_The request_. Copy the data below exactly, omitting any picture it contains.
## START Information supplied
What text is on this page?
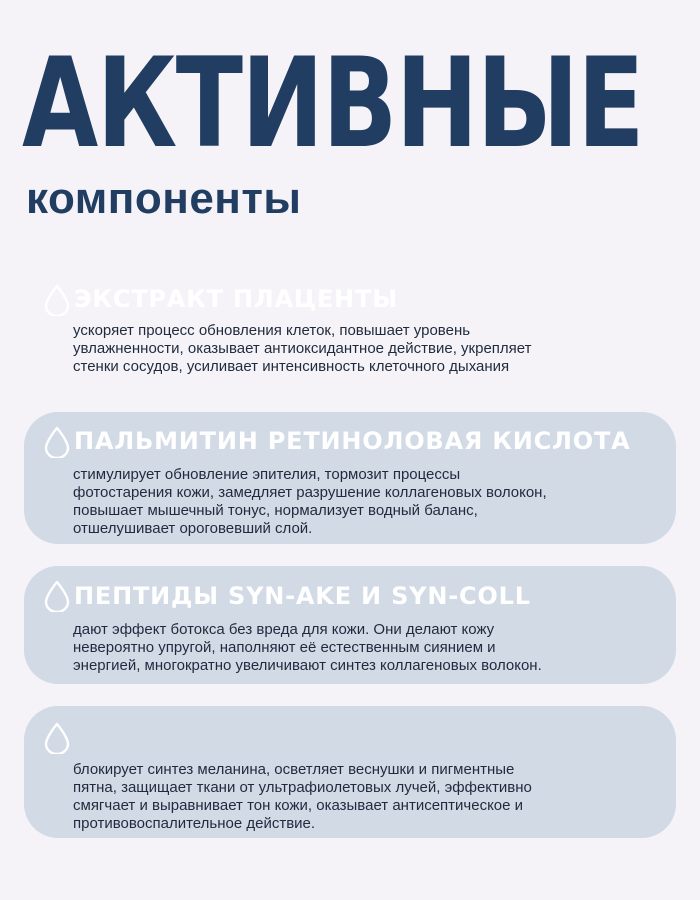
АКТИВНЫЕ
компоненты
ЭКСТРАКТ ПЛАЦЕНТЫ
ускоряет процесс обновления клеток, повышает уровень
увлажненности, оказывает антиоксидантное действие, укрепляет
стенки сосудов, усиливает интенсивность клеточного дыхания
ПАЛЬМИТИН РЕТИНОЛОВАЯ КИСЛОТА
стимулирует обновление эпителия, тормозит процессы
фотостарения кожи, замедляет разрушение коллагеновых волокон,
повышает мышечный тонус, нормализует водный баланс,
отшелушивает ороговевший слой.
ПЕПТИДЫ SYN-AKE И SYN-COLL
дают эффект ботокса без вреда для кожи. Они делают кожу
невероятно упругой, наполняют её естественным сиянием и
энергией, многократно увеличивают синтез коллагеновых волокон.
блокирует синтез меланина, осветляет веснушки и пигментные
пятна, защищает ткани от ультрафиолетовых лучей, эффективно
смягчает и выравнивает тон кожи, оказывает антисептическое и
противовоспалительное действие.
## END Information supplied
_Reply_.
What text is on this page?
АКТИВНЫЕ
компоненты
ЭКСТРАКТ ПЛАЦЕНТЫ
ускоряет процесс обновления клеток, повышает уровень
увлажненности, оказывает антиоксидантное действие, укрепляет
стенки сосудов, усиливает интенсивность клеточного дыхания
ПАЛЬМИТИН РЕТИНОЛОВАЯ КИСЛОТА
стимулирует обновление эпителия, тормозит процессы
фотостарения кожи, замедляет разрушение коллагеновых волокон,
повышает мышечный тонус, нормализует водный баланс,
отшелушивает ороговевший слой.
ПЕПТИДЫ SYN-AKE И SYN-COLL
дают эффект ботокса без вреда для кожи. Они делают кожу
невероятно упругой, наполняют её естественным сиянием и
энергией, многократно увеличивают синтез коллагеновых волокон.
блокирует синтез меланина, осветляет веснушки и пигментные
пятна, защищает ткани от ультрафиолетовых лучей, эффективно
смягчает и выравнивает тон кожи, оказывает антисептическое и
противовоспалительное действие.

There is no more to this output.